» **AIM OF THE TASK**
Repeat the entries below exactly as they appear, with no pictures.
+++ EXCERPTED DATA +++
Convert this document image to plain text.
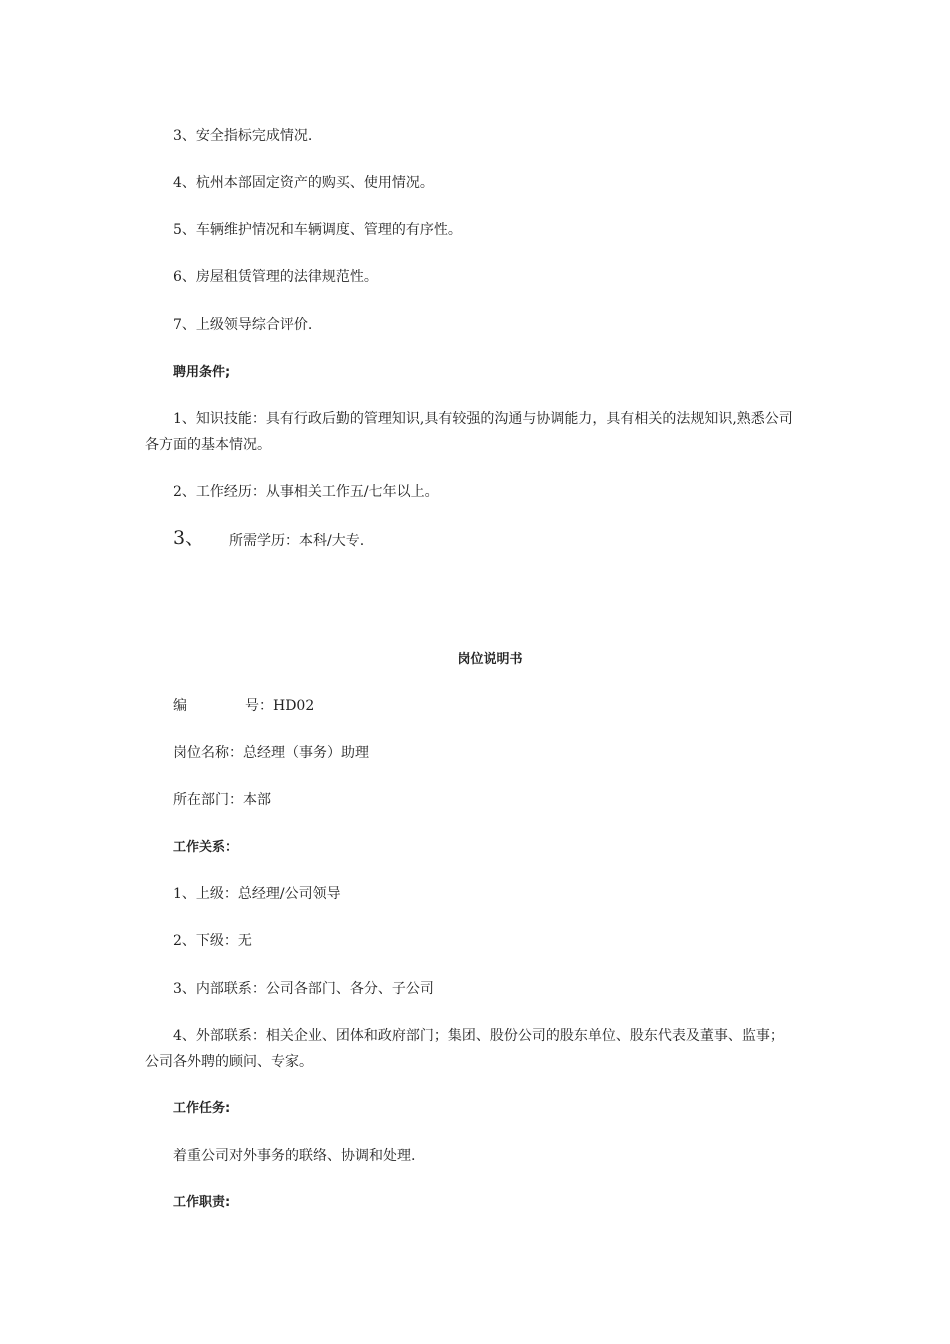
3、安全指标完成情况.
4、杭州本部固定资产的购买、使用情况。
5、车辆维护情况和车辆调度、管理的有序性。
6、房屋租赁管理的法律规范性。
7、上级领导综合评价.
聘用条件;
1、知识技能：具有行政后勤的管理知识,具有较强的沟通与协调能力，具有相关的法规知识,熟悉公司
各方面的基本情况。
2、工作经历：从事相关工作五/七年以上。
3、 所需学历：本科/大专.
岗位说明书
编	号：HD02
岗位名称：总经理（事务）助理
所在部门：本部
工作关系：
1、上级：总经理/公司领导
2、下级：无
3、内部联系：公司各部门、各分、子公司
4、外部联系：相关企业、团体和政府部门；集团、股份公司的股东单位、股东代表及董事、监事；
公司各外聘的顾问、专家。
工作任务:
着重公司对外事务的联络、协调和处理.
工作职责:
+++
» **RESULT BELOW**
Convert this document image to plain text.
3、安全指标完成情况.
4、杭州本部固定资产的购买、使用情况。
5、车辆维护情况和车辆调度、管理的有序性。
6、房屋租赁管理的法律规范性。
7、上级领导综合评价.
聘用条件;
1、知识技能：具有行政后勤的管理知识,具有较强的沟通与协调能力，具有相关的法规知识,熟悉公司
各方面的基本情况。
2、工作经历：从事相关工作五/七年以上。
3、 所需学历：本科/大专.
岗位说明书
编	号：HD02
岗位名称：总经理（事务）助理
所在部门：本部
工作关系：
1、上级：总经理/公司领导
2、下级：无
3、内部联系：公司各部门、各分、子公司
4、外部联系：相关企业、团体和政府部门；集团、股份公司的股东单位、股东代表及董事、监事；
公司各外聘的顾问、专家。
工作任务:
着重公司对外事务的联络、协调和处理.
工作职责:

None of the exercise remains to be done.